BRIEF: Please write out the complete listing that follows, exactly as it reads.

DATA RECORDS:
>>>>>

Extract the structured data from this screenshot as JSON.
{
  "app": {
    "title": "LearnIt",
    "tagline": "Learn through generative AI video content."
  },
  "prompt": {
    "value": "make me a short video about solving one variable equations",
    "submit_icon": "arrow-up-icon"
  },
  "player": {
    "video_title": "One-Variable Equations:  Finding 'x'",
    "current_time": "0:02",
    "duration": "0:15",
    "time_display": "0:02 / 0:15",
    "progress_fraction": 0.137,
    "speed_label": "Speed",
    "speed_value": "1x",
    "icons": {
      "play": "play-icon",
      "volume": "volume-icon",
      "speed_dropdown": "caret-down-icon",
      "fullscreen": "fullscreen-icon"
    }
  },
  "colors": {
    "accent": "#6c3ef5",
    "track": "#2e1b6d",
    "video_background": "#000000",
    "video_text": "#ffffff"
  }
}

<<<<<

FULL RESPONSE:
Extract the structured data from this screenshot as JSON.
{
  "app": {
    "title": "LearnIt",
    "tagline": "Learn through generative AI video content."
  },
  "prompt": {
    "value": "make me a short video about solving one variable equations",
    "submit_icon": "arrow-up-icon"
  },
  "player": {
    "video_title": "One-Variable Equations:  Finding 'x'",
    "current_time": "0:02",
    "duration": "0:15",
    "time_display": "0:02 / 0:15",
    "progress_fraction": 0.137,
    "speed_label": "Speed",
    "speed_value": "1x",
    "icons": {
      "play": "play-icon",
      "volume": "volume-icon",
      "speed_dropdown": "caret-down-icon",
      "fullscreen": "fullscreen-icon"
    }
  },
  "colors": {
    "accent": "#6c3ef5",
    "track": "#2e1b6d",
    "video_background": "#000000",
    "video_text": "#ffffff"
  }
}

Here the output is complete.